• _Information shown_
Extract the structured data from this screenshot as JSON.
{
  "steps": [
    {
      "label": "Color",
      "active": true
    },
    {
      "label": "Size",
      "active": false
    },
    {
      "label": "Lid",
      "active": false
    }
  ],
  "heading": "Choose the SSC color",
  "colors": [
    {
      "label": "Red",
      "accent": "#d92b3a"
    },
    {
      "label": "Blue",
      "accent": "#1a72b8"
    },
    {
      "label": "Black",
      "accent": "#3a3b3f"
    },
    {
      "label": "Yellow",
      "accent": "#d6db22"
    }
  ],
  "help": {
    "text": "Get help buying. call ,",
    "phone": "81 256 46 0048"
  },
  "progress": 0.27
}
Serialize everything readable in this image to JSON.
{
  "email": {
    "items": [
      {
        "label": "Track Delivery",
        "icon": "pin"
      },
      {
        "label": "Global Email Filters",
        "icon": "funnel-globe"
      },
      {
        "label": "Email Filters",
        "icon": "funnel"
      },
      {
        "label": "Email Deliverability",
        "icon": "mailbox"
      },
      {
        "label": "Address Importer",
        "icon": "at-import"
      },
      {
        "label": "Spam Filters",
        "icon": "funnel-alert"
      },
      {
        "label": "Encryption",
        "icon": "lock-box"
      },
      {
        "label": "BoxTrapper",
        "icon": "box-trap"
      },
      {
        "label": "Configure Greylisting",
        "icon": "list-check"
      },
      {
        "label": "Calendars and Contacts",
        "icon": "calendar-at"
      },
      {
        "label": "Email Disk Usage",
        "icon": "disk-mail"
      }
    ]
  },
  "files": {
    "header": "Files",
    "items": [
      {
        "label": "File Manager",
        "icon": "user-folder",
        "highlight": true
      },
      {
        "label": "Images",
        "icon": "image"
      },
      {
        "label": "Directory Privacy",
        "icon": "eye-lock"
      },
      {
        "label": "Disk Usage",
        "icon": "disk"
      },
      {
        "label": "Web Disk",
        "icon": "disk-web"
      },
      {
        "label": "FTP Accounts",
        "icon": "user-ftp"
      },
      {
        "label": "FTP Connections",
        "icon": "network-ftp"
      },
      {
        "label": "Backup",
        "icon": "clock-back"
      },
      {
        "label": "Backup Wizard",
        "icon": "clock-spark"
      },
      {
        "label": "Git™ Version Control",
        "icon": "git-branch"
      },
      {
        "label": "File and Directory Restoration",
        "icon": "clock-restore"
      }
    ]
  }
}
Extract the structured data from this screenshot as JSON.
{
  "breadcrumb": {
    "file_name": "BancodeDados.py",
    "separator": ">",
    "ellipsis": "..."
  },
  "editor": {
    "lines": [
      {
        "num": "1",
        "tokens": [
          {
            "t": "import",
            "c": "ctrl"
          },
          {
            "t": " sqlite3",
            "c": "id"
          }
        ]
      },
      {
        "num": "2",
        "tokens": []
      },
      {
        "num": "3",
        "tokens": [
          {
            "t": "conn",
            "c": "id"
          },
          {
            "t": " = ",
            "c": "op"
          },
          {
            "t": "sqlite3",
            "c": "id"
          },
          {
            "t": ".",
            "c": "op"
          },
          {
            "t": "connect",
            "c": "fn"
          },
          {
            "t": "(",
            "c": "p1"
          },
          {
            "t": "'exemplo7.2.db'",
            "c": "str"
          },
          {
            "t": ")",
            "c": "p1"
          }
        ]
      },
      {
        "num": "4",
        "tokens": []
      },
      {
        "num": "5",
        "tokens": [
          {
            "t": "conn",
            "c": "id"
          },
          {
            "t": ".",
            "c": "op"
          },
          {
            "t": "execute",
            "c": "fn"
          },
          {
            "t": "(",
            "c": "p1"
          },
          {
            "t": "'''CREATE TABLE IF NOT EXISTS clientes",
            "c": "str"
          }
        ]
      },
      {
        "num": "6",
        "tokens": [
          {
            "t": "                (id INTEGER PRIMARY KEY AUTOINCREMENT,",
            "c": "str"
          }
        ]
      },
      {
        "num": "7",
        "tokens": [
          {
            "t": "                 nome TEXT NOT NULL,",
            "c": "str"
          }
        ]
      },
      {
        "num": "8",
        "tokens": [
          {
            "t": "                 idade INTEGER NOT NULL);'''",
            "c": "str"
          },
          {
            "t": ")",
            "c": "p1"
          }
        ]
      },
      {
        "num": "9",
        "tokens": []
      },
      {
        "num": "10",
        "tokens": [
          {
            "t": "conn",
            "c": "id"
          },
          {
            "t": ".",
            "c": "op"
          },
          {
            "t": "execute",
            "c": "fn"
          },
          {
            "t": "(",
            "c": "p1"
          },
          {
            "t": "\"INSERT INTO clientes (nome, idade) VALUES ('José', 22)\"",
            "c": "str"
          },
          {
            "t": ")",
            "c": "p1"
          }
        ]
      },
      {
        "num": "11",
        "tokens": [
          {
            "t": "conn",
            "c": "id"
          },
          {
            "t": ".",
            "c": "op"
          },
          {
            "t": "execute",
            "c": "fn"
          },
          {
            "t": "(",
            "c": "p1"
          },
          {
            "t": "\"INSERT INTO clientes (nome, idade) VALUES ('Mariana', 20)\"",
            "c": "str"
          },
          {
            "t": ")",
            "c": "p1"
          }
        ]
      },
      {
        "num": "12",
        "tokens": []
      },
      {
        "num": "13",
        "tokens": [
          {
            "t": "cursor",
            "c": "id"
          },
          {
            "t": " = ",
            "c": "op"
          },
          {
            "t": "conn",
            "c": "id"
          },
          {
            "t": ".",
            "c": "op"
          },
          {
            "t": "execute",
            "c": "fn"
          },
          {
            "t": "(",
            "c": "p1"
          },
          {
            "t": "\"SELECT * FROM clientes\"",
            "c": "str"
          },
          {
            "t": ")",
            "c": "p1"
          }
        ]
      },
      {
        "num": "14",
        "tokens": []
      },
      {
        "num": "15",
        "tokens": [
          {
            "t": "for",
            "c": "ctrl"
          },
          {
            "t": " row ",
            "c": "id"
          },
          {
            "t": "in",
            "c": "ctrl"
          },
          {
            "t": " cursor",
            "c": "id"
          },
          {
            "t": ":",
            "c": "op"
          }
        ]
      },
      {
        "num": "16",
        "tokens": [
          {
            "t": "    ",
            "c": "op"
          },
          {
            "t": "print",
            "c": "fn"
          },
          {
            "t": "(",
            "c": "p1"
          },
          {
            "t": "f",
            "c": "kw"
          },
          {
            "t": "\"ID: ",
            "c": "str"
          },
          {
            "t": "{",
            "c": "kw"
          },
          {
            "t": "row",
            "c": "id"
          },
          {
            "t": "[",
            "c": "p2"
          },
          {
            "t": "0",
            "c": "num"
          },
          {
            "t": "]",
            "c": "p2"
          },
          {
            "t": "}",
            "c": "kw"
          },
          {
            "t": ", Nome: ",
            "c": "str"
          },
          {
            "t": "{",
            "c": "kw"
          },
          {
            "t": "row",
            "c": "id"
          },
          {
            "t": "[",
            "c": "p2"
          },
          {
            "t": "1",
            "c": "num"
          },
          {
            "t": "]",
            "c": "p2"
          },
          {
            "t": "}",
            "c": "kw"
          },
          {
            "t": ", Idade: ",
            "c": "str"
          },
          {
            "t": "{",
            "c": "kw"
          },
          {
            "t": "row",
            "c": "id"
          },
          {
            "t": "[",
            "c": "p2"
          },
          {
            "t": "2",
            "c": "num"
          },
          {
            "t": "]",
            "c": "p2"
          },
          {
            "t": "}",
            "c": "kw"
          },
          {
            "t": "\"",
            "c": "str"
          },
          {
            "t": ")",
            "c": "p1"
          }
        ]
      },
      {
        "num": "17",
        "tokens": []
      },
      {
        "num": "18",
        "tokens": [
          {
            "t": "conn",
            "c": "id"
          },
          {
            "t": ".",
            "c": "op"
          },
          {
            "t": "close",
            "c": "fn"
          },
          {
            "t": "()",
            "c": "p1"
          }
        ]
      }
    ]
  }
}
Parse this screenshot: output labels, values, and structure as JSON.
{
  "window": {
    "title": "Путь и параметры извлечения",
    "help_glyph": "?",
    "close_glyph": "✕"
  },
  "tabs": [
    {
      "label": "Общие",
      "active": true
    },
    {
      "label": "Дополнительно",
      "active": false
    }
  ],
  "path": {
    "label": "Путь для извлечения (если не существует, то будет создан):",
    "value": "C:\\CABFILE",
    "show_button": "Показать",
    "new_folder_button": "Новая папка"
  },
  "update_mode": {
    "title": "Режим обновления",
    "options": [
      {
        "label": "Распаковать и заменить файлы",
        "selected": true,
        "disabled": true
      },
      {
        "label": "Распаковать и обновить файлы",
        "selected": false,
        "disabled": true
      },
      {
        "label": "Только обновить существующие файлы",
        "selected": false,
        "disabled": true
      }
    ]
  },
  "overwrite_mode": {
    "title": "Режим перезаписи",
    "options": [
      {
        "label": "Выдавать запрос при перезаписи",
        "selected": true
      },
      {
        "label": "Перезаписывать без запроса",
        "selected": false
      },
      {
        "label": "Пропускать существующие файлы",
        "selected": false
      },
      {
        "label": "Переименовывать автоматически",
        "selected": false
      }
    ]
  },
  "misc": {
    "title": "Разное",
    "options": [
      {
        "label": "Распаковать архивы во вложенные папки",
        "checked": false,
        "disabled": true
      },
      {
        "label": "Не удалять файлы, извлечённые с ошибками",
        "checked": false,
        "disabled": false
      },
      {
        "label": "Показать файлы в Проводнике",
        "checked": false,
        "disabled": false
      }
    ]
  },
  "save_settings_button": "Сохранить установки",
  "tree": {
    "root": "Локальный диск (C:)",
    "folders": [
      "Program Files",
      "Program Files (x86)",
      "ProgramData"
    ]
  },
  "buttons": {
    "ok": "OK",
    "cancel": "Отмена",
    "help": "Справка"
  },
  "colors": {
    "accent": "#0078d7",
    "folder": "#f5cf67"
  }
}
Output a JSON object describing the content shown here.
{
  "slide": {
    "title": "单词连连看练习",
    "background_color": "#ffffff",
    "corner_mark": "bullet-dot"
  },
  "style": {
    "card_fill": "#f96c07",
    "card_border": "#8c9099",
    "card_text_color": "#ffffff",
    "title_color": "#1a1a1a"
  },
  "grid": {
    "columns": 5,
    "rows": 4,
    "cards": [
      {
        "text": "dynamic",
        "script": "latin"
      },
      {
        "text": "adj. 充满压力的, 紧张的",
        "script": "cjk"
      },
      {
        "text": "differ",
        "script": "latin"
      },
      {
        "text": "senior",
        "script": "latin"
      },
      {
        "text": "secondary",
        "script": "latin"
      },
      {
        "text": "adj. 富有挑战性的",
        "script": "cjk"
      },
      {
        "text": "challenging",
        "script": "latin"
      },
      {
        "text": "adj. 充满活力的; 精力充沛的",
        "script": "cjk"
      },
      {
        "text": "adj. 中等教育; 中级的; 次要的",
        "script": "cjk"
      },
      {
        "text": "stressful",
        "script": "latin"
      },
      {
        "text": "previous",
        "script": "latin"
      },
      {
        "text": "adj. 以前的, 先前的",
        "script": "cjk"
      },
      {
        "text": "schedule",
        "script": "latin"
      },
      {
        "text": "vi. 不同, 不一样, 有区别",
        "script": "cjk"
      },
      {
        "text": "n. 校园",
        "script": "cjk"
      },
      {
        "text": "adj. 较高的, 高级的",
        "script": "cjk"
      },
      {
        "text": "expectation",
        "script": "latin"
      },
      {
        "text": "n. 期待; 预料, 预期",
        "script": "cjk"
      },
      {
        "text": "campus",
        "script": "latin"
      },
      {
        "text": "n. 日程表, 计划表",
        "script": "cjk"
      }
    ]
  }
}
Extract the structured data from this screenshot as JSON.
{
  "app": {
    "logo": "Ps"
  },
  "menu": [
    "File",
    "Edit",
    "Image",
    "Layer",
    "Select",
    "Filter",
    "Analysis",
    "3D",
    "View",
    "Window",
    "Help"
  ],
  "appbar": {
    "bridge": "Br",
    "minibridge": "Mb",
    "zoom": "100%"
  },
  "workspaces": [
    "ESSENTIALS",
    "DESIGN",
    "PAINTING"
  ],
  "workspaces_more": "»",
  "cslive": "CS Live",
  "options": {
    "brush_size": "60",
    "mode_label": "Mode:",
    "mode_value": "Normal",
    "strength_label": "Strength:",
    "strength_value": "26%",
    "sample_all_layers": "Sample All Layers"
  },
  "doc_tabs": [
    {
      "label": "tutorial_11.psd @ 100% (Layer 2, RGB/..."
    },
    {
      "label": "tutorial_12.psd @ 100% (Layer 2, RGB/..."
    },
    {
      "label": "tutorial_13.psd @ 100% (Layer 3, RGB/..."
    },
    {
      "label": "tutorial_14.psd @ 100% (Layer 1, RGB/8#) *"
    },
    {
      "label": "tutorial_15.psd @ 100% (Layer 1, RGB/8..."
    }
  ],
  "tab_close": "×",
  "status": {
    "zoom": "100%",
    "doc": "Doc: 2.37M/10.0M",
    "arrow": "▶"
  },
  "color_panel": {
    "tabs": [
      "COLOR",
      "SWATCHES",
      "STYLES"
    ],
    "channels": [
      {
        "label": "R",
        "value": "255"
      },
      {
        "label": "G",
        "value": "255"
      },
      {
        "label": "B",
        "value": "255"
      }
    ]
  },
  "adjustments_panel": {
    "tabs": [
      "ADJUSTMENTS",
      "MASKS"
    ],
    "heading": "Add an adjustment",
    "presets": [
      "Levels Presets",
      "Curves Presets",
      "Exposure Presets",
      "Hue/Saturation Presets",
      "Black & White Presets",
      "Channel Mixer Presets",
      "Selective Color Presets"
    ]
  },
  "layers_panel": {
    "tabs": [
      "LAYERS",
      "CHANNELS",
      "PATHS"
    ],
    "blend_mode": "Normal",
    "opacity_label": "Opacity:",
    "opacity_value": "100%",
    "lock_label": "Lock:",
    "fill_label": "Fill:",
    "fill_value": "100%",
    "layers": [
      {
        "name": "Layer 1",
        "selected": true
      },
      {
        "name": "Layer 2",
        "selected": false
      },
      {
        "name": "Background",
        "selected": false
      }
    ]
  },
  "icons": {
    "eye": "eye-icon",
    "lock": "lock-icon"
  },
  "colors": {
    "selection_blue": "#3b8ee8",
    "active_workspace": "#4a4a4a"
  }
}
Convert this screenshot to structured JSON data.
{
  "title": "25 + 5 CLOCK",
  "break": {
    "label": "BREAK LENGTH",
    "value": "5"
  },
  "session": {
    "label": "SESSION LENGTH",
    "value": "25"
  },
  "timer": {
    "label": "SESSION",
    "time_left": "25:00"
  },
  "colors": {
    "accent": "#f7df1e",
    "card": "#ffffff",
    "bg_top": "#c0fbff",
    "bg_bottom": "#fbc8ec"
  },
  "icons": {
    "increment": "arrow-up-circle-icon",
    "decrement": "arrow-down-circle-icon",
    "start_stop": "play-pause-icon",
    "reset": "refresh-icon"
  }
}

• _Task to carry out_
Which lines hold the string "heading"? Copy all of them from the data above.

• _Answer to the exercise_
  "heading": "Choose the SSC color",
    "heading": "Add an adjustment",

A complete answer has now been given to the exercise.